>> BEGIN SOURCE RECORDS
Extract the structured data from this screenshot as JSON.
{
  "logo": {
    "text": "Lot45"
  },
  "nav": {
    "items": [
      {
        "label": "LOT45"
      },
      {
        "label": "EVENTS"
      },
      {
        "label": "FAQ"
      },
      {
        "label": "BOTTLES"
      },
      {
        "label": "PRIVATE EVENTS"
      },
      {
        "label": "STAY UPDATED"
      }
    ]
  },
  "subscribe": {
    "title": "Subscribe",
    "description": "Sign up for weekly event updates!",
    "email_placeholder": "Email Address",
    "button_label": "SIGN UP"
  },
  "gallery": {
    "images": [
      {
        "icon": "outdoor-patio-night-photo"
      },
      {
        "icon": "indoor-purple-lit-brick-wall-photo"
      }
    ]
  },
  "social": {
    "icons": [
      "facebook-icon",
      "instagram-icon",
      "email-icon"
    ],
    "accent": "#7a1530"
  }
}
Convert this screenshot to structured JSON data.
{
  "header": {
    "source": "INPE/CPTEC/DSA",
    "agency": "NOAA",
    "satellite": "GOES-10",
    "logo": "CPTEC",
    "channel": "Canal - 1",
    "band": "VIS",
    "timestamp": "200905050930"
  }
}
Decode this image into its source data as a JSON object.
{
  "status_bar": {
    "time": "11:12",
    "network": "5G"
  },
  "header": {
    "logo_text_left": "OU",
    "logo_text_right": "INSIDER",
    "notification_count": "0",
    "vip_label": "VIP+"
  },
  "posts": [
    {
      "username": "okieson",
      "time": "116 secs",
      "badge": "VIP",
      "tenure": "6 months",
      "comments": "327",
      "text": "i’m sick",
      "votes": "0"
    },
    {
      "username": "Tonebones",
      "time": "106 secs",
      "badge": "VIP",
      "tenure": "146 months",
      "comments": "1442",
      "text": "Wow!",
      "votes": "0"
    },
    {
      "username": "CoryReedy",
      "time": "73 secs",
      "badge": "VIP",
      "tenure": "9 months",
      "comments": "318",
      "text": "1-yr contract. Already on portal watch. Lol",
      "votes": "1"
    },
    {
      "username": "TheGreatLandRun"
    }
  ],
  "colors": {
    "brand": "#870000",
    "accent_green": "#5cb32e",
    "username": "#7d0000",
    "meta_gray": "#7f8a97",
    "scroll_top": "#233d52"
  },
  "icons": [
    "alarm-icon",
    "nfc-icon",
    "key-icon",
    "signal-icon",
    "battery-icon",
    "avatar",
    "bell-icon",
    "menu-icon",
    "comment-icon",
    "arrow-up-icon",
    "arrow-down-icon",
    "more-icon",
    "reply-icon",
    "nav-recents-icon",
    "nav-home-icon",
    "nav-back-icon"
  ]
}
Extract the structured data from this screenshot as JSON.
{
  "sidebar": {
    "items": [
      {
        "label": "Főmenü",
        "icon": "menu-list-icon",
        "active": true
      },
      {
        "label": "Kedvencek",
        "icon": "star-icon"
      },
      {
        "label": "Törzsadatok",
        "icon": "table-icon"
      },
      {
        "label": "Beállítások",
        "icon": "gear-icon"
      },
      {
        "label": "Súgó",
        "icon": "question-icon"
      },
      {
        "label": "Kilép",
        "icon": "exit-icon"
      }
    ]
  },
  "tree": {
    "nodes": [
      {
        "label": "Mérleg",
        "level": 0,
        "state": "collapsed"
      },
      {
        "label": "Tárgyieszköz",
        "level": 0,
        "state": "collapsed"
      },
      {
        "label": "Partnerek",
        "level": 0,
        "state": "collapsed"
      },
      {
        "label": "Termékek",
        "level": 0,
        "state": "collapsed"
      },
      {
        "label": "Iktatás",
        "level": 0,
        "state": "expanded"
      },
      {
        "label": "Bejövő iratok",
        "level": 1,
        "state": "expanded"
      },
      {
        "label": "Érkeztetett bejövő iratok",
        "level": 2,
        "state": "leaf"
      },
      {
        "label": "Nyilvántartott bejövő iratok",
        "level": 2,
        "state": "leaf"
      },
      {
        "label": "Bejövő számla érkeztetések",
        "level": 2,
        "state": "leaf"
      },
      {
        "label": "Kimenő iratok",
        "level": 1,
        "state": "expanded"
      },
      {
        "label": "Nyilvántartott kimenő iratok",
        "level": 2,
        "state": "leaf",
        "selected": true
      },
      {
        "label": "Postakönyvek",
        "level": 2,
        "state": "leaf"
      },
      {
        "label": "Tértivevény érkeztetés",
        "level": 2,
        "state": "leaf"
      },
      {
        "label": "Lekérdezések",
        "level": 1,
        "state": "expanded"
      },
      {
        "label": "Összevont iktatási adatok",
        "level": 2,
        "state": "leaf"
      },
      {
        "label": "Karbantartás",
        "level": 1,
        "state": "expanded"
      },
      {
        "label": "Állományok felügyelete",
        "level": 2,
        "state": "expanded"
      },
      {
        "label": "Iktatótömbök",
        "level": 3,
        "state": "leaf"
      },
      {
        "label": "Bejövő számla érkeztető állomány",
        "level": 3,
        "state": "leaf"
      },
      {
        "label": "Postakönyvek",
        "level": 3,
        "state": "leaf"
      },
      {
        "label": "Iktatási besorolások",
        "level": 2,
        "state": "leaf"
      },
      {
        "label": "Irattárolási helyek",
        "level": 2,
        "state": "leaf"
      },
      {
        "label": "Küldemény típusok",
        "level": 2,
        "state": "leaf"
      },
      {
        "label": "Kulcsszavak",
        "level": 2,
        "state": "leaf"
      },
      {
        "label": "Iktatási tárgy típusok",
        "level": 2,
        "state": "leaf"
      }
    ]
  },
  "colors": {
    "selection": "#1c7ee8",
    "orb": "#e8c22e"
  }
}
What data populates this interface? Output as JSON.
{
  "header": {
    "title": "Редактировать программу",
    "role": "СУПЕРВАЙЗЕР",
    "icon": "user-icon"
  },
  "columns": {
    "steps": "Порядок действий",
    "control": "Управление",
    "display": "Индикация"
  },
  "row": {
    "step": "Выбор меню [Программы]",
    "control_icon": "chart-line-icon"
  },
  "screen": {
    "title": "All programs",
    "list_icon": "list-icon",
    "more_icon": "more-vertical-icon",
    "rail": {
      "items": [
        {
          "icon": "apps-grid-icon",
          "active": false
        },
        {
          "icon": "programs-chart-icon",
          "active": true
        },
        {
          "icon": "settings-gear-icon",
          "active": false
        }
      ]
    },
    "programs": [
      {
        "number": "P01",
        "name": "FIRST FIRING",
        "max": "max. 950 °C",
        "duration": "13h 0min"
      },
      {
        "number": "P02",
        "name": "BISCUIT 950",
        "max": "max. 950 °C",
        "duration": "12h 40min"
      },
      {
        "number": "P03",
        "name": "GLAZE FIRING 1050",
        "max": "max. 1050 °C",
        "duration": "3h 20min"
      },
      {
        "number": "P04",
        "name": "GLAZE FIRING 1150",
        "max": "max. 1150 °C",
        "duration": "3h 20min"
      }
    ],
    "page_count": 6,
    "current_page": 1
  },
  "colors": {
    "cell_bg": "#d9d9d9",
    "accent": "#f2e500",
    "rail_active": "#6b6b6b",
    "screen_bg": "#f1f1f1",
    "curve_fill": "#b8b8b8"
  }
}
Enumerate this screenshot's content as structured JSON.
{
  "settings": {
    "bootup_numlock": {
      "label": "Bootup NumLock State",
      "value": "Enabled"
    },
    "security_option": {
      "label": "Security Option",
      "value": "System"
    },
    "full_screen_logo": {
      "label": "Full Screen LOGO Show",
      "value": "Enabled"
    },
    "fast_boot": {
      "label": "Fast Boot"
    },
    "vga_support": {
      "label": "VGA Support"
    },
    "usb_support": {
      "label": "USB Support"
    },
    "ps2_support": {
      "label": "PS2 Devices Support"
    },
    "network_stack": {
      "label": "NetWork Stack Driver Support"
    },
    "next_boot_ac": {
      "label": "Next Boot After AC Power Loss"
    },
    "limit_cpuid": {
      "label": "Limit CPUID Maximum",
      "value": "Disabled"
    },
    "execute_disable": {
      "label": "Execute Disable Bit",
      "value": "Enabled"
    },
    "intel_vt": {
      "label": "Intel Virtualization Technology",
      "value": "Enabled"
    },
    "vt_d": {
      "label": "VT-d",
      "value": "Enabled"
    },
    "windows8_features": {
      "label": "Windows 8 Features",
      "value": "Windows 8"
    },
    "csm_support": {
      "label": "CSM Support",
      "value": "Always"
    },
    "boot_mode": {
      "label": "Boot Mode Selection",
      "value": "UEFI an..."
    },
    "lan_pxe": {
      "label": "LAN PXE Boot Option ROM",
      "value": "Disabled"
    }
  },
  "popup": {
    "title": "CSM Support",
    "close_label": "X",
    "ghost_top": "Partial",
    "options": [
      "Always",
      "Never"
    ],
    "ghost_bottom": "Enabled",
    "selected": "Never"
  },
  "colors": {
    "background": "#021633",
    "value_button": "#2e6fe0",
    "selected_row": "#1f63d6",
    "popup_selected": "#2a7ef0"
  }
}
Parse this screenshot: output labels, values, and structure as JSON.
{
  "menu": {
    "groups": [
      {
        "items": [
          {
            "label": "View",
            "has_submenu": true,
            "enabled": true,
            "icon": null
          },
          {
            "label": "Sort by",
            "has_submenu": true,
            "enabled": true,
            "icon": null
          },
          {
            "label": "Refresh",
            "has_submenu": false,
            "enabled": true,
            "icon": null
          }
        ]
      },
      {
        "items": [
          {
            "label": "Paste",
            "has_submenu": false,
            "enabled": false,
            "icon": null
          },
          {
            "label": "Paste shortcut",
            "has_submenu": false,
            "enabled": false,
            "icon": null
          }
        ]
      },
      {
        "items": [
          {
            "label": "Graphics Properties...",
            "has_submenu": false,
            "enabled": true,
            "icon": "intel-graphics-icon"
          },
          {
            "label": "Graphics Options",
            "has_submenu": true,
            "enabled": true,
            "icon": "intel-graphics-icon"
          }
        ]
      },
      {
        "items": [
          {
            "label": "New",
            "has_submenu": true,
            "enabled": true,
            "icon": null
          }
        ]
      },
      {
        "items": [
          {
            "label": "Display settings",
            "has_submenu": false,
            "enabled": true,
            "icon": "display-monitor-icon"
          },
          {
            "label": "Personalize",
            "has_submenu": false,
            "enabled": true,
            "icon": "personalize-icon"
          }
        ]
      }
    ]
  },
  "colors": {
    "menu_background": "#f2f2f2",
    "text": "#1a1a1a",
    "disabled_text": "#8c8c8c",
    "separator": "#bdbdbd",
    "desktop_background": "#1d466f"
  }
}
>> END SOURCE RECORDS
▸ REQUIREMENTS
List every line in the records above that contains the word "comments".

▸ OUTPUT OF THE TASK
      "comments": "327",
      "comments": "1442",
      "comments": "318",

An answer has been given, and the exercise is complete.